Problem:
Each entry needs to be restated exactly as written.

Supplied material:
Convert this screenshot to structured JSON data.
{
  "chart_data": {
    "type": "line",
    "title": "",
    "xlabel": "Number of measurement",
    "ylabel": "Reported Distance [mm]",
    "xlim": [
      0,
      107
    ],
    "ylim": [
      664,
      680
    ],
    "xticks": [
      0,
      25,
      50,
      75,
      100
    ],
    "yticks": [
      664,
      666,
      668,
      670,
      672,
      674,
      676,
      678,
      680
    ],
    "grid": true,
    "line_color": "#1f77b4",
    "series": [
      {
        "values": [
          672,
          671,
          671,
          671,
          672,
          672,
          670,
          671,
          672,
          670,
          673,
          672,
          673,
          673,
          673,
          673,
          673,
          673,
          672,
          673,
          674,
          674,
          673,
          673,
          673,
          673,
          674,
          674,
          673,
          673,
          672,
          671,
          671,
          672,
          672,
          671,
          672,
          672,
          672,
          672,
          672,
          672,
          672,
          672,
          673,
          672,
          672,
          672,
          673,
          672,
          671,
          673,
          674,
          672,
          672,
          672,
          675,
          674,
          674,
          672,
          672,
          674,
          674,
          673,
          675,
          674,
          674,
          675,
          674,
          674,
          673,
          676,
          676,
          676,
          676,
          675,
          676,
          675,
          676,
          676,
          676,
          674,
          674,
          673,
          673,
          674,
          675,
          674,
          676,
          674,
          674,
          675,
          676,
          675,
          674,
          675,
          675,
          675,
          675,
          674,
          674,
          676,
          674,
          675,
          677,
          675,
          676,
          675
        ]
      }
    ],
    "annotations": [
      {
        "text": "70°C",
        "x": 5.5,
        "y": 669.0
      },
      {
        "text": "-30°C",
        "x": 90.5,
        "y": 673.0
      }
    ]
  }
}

Answer to this task:
Convert this screenshot to structured JSON data.
{
  "chart_data": {
    "type": "line",
    "title": "",
    "xlabel": "Number of measurement",
    "ylabel": "Reported Distance [mm]",
    "xlim": [
      0,
      107
    ],
    "ylim": [
      664,
      680
    ],
    "xticks": [
      0,
      25,
      50,
      75,
      100
    ],
    "yticks": [
      664,
      666,
      668,
      670,
      672,
      674,
      676,
      678,
      680
    ],
    "grid": true,
    "line_color": "#1f77b4",
    "series": [
      {
        "values": [
          672,
          671,
          671,
          671,
          672,
          672,
          670,
          671,
          672,
          670,
          673,
          672,
          673,
          673,
          673,
          673,
          673,
          673,
          672,
          673,
          674,
          674,
          673,
          673,
          673,
          673,
          674,
          674,
          673,
          673,
          672,
          671,
          671,
          672,
          672,
          671,
          672,
          672,
          672,
          672,
          672,
          672,
          672,
          672,
          673,
          672,
          672,
          672,
          673,
          672,
          671,
          673,
          674,
          672,
          672,
          672,
          675,
          674,
          674,
          672,
          672,
          674,
          674,
          673,
          675,
          674,
          674,
          675,
          674,
          674,
          673,
          676,
          676,
          676,
          676,
          675,
          676,
          675,
          676,
          676,
          676,
          674,
          674,
          673,
          673,
          674,
          675,
          674,
          676,
          674,
          674,
          675,
          676,
          675,
          674,
          675,
          675,
          675,
          675,
          674,
          674,
          676,
          674,
          675,
          677,
          675,
          676,
          675
        ]
      }
    ],
    "annotations": [
      {
        "text": "70°C",
        "x": 5.5,
        "y": 669.0
      },
      {
        "text": "-30°C",
        "x": 90.5,
        "y": 673.0
      }
    ]
  }
}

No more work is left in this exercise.